WHAT TO DO: If a line in the records below contains "dicta", copy that line.

Page records with their text
Content starts
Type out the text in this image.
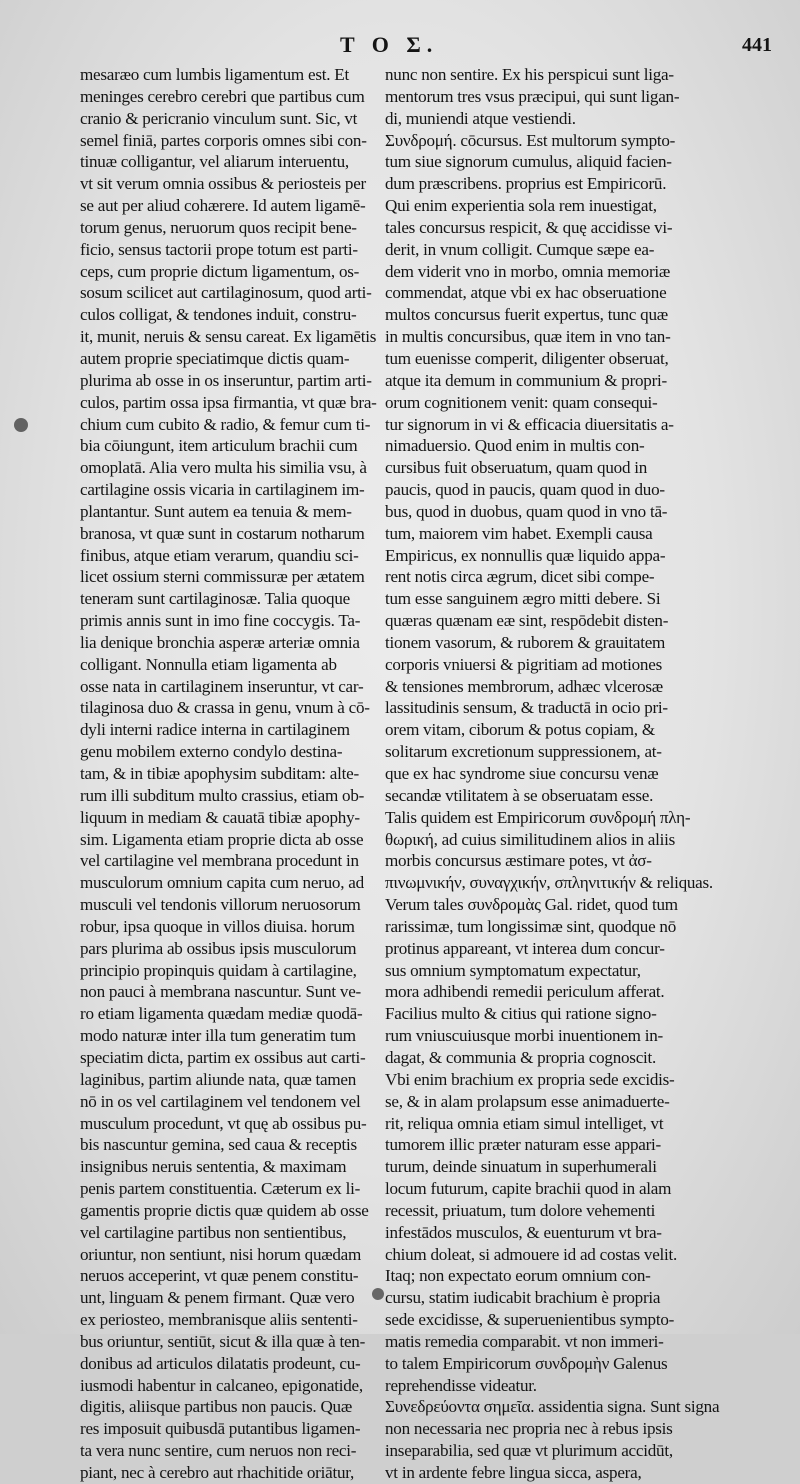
T O Σ.	441
mesaræo cum lumbis ligamentum est. Et
meninges cerebro cerebri que partibus cum
cranio & pericranio vinculum sunt. Sic, vt
semel finiā, partes corporis omnes sibi con-
tinuæ colligantur, vel aliarum interuentu,
vt sit verum omnia ossibus & periosteis per
se aut per aliud cohærere. Id autem ligamē-
torum genus, neruorum quos recipit bene-
ficio, sensus tactorii prope totum est parti-
ceps, cum proprie dictum ligamentum, os-
sosum scilicet aut cartilaginosum, quod arti-
culos colligat, & tendones induit, constru-
it, munit, neruis & sensu careat. Ex ligamētis
autem proprie speciatimque dictis quam-
plurima ab osse in os inseruntur, partim arti-
culos, partim ossa ipsa firmantia, vt quæ bra-
chium cum cubito & radio, & femur cum ti-
bia cōiungunt, item articulum brachii cum
omoplatā. Alia vero multa his similia vsu, à
cartilagine ossis vicaria in cartilaginem im-
plantantur. Sunt autem ea tenuia & mem-
branosa, vt quæ sunt in costarum notharum
finibus, atque etiam verarum, quandiu sci-
licet ossium sterni commissuræ per ætatem
teneram sunt cartilaginosæ. Talia quoque
primis annis sunt in imo fine coccygis. Ta-
lia denique bronchia asperæ arteriæ omnia
colligant. Nonnulla etiam ligamenta ab
osse nata in cartilaginem inseruntur, vt car-
tilaginosa duo & crassa in genu, vnum à cō-
dyli interni radice interna in cartilaginem
genu mobilem externo condylo destina-
tam, & in tibiæ apophysim subditam: alte-
rum illi subditum multo crassius, etiam ob-
liquum in mediam & cauatā tibiæ apophy-
sim. Ligamenta etiam proprie dicta ab osse
vel cartilagine vel membrana procedunt in
musculorum omnium capita cum neruo, ad
musculi vel tendonis villorum neruosorum
robur, ipsa quoque in villos diuisa. horum
pars plurima ab ossibus ipsis musculorum
principio propinquis quidam à cartilagine,
non pauci à membrana nascuntur. Sunt ve-
ro etiam ligamenta quædam mediæ quodā-
modo naturæ inter illa tum generatim tum
speciatim dicta, partim ex ossibus aut carti-
laginibus, partim aliunde nata, quæ tamen
nō in os vel cartilaginem vel tendonem vel
musculum procedunt, vt quę ab ossibus pu-
bis nascuntur gemina, sed caua & receptis
insignibus neruis sententia, & maximam
penis partem constituentia. Cæterum ex li-
gamentis proprie dictis quæ quidem ab osse
vel cartilagine partibus non sentientibus,
oriuntur, non sentiunt, nisi horum quædam
neruos acceperint, vt quæ penem constitu-
unt, linguam & penem firmant. Quæ vero
ex periosteo, membranisque aliis sententi-
bus oriuntur, sentiūt, sicut & illa quæ à ten-
donibus ad articulos dilatatis prodeunt, cu-
iusmodi habentur in calcaneo, epigonatide,
digitis, aliisque partibus non paucis. Quæ
res imposuit quibusdā putantibus ligamen-
ta vera nunc sentire, cum neruos non reci-
piant, nec à cerebro aut rhachitide oriātur,
nunc non sentire. Ex his perspicui sunt liga-
mentorum tres vsus præcipui, qui sunt ligan-
di, muniendi atque vestiendi.
Συνδρομή. cōcursus. Est multorum sympto-
tum siue signorum cumulus, aliquid facien-
dum præscribens. proprius est Empiricorū.
Qui enim experientia sola rem inuestigat,
tales concursus respicit, & quę accidisse vi-
derit, in vnum colligit. Cumque sæpe ea-
dem viderit vno in morbo, omnia memoriæ
commendat, atque vbi ex hac obseruatione
multos concursus fuerit expertus, tunc quæ
in multis concursibus, quæ item in vno tan-
tum euenisse comperit, diligenter obseruat,
atque ita demum in communium & propri-
orum cognitionem venit: quam consequi-
tur signorum in vi & efficacia diuersitatis a-
nimaduersio. Quod enim in multis con-
cursibus fuit obseruatum, quam quod in
paucis, quod in paucis, quam quod in duo-
bus, quod in duobus, quam quod in vno tā-
tum, maiorem vim habet. Exempli causa
Empiricus, ex nonnullis quæ liquido appa-
rent notis circa ægrum, dicet sibi compe-
tum esse sanguinem ægro mitti debere. Si
quæras quænam eæ sint, respōdebit disten-
tionem vasorum, & ruborem & grauitatem
corporis vniuersi & pigritiam ad motiones
& tensiones membrorum, adhæc vlcerosæ
lassitudinis sensum, & traductā in ocio pri-
orem vitam, ciborum & potus copiam, &
solitarum excretionum suppressionem, at-
que ex hac syndrome siue concursu venæ
secandæ vtilitatem à se obseruatam esse.
Talis quidem est Empiricorum συνδρομή πλη-
θωρική, ad cuius similitudinem alios in aliis
morbis concursus æstimare potes, vt ἀσ-
πινωμνικήν, συναγχικήν, σπληνιτικήν & reliquas.
Verum tales συνδρομὰς Gal. ridet, quod tum
rarissimæ, tum longissimæ sint, quodque nō
protinus appareant, vt interea dum concur-
sus omnium symptomatum expectatur,
mora adhibendi remedii periculum afferat.
Facilius multo & citius qui ratione signo-
rum vniuscuiusque morbi inuentionem in-
dagat, & communia & propria cognoscit.
Vbi enim brachium ex propria sede excidis-
se, & in alam prolapsum esse animaduerte-
rit, reliqua omnia etiam simul intelliget, vt
tumorem illic præter naturam esse appari-
turum, deinde sinuatum in superhumerali
locum futurum, capite brachii quod in alam
recessit, priuatum, tum dolore vehementi
infestādos musculos, & euenturum vt bra-
chium doleat, si admouere id ad costas velit.
Itaq; non expectato eorum omnium con-
cursu, statim iudicabit brachium è propria
sede excidisse, & superuenientibus sympto-
matis remedia comparabit. vt non immeri-
to talem Empiricorum συνδρομὴν Galenus
reprehendisse videatur.
Συνεδρεύοντα σημεῖα. assidentia signa. Sunt signa
non necessaria nec propria nec à rebus ipsis
inseparabilia, sed quæ vt plurimum accidūt,
vt in ardente febre lingua sicca, aspera,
Content ends
YOUR RESPONSE:
sim. Ligamenta etiam proprie dicta ab osse
speciatim dicta, partim ex ossibus aut carti-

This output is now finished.